▶ _GIVEN EXERCISE_: Filter this material down to the lines that hold "движением", copying each one.

╭──

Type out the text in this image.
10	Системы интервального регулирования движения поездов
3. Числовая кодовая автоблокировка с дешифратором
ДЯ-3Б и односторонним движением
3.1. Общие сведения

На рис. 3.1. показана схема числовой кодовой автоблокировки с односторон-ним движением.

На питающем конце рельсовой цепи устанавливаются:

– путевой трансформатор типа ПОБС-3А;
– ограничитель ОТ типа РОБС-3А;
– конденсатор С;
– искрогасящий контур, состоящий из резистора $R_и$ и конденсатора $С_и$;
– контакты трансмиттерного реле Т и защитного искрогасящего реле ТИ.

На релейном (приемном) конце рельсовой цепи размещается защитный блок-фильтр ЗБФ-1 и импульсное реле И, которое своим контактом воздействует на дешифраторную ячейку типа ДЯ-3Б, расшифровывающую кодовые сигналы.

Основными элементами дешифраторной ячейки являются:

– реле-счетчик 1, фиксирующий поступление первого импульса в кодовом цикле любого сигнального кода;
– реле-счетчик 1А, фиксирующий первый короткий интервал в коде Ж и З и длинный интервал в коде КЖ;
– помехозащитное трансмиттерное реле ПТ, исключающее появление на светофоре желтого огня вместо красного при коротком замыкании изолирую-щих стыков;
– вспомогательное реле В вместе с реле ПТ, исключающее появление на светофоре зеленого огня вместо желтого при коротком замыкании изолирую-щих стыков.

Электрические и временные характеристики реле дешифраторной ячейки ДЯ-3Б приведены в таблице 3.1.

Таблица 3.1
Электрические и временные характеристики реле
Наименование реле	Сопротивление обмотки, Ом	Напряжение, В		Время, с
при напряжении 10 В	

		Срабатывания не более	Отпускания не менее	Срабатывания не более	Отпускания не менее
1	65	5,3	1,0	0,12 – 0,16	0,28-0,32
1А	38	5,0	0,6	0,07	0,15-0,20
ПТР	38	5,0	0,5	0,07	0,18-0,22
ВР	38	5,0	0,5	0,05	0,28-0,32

╰──
╭──

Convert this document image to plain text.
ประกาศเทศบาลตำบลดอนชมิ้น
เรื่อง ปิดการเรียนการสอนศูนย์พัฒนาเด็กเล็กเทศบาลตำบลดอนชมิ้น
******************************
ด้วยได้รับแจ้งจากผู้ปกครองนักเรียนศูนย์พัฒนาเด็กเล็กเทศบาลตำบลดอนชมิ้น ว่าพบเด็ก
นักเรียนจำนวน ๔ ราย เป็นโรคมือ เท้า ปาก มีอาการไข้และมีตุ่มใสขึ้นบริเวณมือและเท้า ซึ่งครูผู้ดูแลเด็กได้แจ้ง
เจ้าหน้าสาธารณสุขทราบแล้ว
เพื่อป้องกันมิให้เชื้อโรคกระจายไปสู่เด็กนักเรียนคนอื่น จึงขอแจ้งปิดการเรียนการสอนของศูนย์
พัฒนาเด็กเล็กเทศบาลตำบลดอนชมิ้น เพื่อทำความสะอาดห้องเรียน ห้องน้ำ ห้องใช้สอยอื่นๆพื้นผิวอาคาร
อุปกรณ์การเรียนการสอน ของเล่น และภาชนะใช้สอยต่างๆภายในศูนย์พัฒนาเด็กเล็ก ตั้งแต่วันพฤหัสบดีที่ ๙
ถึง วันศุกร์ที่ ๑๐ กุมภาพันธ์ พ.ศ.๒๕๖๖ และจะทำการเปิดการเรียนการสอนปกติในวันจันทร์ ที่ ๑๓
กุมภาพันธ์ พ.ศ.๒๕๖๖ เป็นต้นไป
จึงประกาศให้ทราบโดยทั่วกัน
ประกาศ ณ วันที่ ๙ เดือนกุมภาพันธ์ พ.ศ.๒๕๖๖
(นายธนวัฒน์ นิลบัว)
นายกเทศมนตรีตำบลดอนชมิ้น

╰──

▶ _OUTPUT FOR THIS EXERCISE_:
ДЯ-3Б и односторонним движением
На рис. 3.1. показана схема числовой кодовой автоблокировки с односторон-ним движением.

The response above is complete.